▶ [Stated exercise]
Filter these entries so that only lines with the word "уровень" remain.

▶ [Given entries]
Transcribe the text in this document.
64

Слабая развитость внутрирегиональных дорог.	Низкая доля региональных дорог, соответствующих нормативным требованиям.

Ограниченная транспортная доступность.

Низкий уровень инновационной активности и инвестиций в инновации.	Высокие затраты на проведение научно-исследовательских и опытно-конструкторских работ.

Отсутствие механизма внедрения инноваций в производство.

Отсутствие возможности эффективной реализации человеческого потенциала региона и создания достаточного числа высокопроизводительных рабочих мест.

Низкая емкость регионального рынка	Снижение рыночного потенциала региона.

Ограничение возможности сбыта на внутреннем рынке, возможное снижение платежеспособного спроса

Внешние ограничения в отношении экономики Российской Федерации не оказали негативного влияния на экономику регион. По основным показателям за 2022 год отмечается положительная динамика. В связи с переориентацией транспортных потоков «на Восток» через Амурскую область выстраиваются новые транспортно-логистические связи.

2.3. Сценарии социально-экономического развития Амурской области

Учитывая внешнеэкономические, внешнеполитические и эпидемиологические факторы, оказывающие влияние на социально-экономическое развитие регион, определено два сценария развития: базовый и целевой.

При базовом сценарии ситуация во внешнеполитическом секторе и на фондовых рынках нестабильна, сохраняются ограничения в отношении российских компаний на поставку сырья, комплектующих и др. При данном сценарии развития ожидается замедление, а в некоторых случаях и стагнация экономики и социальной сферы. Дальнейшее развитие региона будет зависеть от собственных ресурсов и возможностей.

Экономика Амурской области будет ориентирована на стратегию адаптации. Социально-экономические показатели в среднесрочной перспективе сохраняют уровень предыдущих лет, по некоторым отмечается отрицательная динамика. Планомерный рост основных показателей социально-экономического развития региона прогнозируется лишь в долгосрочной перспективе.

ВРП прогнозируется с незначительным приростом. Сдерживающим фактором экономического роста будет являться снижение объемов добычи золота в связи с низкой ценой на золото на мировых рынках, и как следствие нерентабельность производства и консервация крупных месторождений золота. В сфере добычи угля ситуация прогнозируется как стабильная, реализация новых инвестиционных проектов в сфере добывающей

▶ [Completed exercise]
Низкий уровень инновационной активности и инвестиций в инновации.	Высокие затраты на проведение научно-исследовательских и опытно-конструкторских работ.
Экономика Амурской области будет ориентирована на стратегию адаптации. Социально-экономические показатели в среднесрочной перспективе сохраняют уровень предыдущих лет, по некоторым отмечается отрицательная динамика. Планомерный рост основных показателей социально-экономического развития региона прогнозируется лишь в долгосрочной перспективе.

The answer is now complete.